• _Goal_: Starting at the beginning of the records and ending with the line that contains "location-arrow-icon[interactable] <box>1844 0", rewrite those lines with "bboxes" swapped for "bounding boxes" and nothing else altered.
-- begin Material for the task --
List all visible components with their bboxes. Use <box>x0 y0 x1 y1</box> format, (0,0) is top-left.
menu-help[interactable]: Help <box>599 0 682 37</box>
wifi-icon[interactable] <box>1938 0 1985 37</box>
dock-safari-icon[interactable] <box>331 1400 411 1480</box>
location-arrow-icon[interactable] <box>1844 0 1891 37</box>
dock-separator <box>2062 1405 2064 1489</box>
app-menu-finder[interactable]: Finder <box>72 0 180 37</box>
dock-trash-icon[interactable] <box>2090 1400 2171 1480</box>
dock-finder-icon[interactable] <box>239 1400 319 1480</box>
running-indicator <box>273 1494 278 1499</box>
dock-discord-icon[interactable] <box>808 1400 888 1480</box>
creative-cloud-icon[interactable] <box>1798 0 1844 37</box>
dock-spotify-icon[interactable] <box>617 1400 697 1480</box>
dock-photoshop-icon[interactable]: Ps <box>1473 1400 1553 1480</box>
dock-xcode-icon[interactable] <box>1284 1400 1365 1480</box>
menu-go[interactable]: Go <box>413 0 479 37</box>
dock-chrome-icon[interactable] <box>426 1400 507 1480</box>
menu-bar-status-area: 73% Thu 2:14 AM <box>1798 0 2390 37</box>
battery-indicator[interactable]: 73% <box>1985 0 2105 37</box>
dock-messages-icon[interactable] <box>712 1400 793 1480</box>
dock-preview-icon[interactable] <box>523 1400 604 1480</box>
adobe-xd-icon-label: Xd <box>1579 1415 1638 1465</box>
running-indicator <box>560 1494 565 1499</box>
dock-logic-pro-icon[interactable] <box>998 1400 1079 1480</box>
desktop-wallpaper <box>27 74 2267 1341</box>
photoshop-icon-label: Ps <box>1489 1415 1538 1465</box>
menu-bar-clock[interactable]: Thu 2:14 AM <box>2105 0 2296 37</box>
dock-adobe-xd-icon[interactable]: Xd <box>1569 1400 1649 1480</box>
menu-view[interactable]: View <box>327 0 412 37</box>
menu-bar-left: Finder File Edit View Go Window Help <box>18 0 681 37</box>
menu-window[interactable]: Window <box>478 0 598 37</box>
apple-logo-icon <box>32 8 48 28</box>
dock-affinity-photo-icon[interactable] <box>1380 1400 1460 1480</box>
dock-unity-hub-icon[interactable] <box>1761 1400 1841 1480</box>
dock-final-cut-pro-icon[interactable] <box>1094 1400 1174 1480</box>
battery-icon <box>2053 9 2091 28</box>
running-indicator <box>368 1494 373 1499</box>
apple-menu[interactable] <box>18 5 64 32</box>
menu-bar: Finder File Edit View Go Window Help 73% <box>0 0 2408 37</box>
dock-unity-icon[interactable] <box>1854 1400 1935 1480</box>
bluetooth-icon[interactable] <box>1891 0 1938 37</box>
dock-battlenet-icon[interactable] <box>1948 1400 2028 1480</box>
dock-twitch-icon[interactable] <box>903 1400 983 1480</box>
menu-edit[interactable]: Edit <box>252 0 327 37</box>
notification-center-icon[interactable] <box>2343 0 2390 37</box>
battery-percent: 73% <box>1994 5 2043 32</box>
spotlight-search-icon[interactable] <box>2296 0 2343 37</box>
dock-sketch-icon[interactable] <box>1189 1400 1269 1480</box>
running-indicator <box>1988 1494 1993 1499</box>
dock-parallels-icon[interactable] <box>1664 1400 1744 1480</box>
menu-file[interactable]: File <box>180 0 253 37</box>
-- end Material for the task --
• _Exercise response_:
List all visible components with their bounding boxes. Use <box>x0 y0 x1 y1</box> format, (0,0) is top-left.
menu-help[interactable]: Help <box>599 0 682 37</box>
wifi-icon[interactable] <box>1938 0 1985 37</box>
dock-safari-icon[interactable] <box>331 1400 411 1480</box>
location-arrow-icon[interactable] <box>1844 0 1891 37</box>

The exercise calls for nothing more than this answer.